## Directions for this task
Show every line in the records below that contains the word "siddhasādhana".
________________________
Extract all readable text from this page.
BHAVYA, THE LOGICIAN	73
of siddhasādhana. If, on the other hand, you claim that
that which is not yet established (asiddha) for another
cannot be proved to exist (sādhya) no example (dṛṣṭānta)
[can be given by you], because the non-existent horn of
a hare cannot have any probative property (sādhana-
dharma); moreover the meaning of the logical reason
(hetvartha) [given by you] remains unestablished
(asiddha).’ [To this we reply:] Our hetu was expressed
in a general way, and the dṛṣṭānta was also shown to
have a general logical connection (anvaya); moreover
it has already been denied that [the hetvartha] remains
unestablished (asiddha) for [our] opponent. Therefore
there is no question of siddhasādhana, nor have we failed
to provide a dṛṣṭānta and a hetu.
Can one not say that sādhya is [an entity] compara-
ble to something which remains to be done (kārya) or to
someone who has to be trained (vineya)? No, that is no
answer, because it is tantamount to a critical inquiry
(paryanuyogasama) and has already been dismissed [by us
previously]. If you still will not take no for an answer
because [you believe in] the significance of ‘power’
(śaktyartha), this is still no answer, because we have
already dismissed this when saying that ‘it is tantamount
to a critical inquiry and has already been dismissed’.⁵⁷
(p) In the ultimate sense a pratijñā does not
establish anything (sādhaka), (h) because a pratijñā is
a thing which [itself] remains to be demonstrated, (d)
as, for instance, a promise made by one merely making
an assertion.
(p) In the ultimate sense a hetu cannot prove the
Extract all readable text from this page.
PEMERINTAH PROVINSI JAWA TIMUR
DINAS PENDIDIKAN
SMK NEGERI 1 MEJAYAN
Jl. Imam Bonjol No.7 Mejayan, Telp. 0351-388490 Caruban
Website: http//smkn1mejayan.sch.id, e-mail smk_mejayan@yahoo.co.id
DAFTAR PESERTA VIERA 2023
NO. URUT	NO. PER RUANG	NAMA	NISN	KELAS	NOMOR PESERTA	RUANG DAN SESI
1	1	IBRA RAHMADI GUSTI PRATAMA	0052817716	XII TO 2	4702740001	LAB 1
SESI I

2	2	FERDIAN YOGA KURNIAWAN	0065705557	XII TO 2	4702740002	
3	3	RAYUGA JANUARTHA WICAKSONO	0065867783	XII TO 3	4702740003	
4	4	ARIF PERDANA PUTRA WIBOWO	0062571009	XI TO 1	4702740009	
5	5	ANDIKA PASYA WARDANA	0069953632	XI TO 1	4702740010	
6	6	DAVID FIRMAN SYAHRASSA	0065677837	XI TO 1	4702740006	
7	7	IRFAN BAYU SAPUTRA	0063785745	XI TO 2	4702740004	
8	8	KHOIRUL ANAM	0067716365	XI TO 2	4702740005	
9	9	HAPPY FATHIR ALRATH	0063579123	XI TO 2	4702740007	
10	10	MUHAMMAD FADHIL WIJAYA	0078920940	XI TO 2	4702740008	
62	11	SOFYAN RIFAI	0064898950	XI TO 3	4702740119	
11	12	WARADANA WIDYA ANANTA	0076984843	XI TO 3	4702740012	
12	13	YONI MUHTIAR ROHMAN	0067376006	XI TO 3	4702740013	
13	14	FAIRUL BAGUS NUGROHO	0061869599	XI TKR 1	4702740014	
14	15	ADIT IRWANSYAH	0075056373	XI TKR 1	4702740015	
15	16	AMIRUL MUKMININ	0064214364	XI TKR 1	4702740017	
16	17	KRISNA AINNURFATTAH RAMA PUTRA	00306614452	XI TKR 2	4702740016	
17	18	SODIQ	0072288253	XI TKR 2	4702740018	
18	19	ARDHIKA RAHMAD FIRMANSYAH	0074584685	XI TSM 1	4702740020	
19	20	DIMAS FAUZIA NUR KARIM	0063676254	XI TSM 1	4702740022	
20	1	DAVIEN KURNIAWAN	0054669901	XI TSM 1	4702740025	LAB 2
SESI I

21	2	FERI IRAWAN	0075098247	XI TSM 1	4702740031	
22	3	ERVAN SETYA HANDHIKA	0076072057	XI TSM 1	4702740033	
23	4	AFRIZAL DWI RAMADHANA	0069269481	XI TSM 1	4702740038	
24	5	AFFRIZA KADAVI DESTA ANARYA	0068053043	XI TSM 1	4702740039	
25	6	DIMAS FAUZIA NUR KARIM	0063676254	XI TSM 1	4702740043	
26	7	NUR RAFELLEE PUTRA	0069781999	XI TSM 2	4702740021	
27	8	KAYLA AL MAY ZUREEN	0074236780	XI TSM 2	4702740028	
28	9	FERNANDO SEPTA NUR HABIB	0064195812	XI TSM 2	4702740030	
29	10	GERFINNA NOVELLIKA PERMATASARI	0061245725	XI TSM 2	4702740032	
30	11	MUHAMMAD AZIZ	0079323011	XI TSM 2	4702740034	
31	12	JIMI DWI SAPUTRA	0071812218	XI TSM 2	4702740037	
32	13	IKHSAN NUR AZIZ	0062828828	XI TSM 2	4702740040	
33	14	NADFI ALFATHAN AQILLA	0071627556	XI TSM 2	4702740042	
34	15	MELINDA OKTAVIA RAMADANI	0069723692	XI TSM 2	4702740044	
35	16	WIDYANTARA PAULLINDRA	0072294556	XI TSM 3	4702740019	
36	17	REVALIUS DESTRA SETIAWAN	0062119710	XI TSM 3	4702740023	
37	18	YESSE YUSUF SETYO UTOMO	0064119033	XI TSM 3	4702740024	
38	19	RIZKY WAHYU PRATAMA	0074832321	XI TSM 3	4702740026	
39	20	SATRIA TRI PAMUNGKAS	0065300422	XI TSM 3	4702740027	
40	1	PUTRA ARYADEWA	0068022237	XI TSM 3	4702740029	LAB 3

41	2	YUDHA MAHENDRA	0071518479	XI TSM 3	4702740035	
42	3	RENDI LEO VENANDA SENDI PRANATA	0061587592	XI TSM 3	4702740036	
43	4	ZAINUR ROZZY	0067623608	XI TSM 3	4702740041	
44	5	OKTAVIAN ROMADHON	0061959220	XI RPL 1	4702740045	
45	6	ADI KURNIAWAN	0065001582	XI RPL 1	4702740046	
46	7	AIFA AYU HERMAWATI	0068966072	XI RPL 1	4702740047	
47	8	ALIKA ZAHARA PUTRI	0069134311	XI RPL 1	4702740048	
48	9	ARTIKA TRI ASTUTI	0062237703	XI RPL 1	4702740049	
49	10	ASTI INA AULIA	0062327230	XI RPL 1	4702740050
________________________
## Solution to this task
of siddhasādhana. If, on the other hand, you claim that
there is no question of siddhasādhana, nor have we failed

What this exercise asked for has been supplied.